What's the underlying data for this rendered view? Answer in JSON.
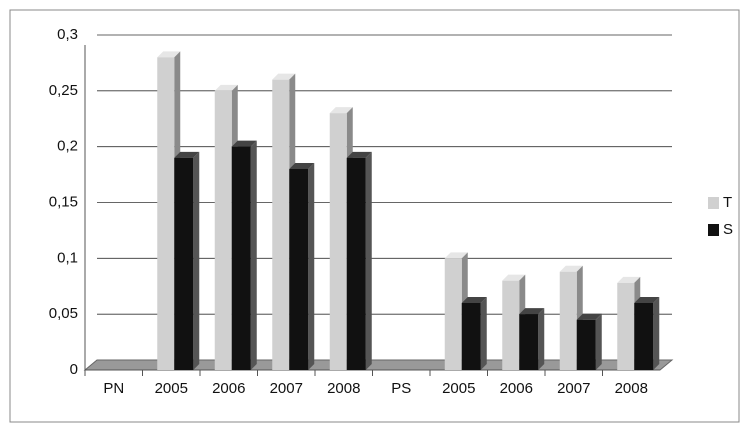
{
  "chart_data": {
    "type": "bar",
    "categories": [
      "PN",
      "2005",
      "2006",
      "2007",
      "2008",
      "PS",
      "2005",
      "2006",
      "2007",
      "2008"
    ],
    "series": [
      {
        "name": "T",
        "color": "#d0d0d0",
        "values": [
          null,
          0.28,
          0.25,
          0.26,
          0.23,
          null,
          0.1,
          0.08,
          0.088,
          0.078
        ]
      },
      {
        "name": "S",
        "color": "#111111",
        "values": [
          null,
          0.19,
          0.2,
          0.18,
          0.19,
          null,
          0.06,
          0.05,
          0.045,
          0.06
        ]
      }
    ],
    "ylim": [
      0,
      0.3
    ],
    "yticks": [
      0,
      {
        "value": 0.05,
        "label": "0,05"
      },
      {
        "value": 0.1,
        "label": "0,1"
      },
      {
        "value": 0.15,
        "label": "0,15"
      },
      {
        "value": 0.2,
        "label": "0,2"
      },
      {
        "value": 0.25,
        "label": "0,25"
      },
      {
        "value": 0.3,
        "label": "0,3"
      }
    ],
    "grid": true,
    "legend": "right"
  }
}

^^^^^^^^^^^^^^^^

• _Required task_: Repeat all of the entries word for word, but omit the pictures.

• _Solution to this task_:
What's the underlying data for this rendered view? Answer in JSON.
{
  "chart_data": {
    "type": "bar",
    "categories": [
      "PN",
      "2005",
      "2006",
      "2007",
      "2008",
      "PS",
      "2005",
      "2006",
      "2007",
      "2008"
    ],
    "series": [
      {
        "name": "T",
        "color": "#d0d0d0",
        "values": [
          null,
          0.28,
          0.25,
          0.26,
          0.23,
          null,
          0.1,
          0.08,
          0.088,
          0.078
        ]
      },
      {
        "name": "S",
        "color": "#111111",
        "values": [
          null,
          0.19,
          0.2,
          0.18,
          0.19,
          null,
          0.06,
          0.05,
          0.045,
          0.06
        ]
      }
    ],
    "ylim": [
      0,
      0.3
    ],
    "yticks": [
      0,
      {
        "value": 0.05,
        "label": "0,05"
      },
      {
        "value": 0.1,
        "label": "0,1"
      },
      {
        "value": 0.15,
        "label": "0,15"
      },
      {
        "value": 0.2,
        "label": "0,2"
      },
      {
        "value": 0.25,
        "label": "0,25"
      },
      {
        "value": 0.3,
        "label": "0,3"
      }
    ],
    "grid": true,
    "legend": "right"
  }
}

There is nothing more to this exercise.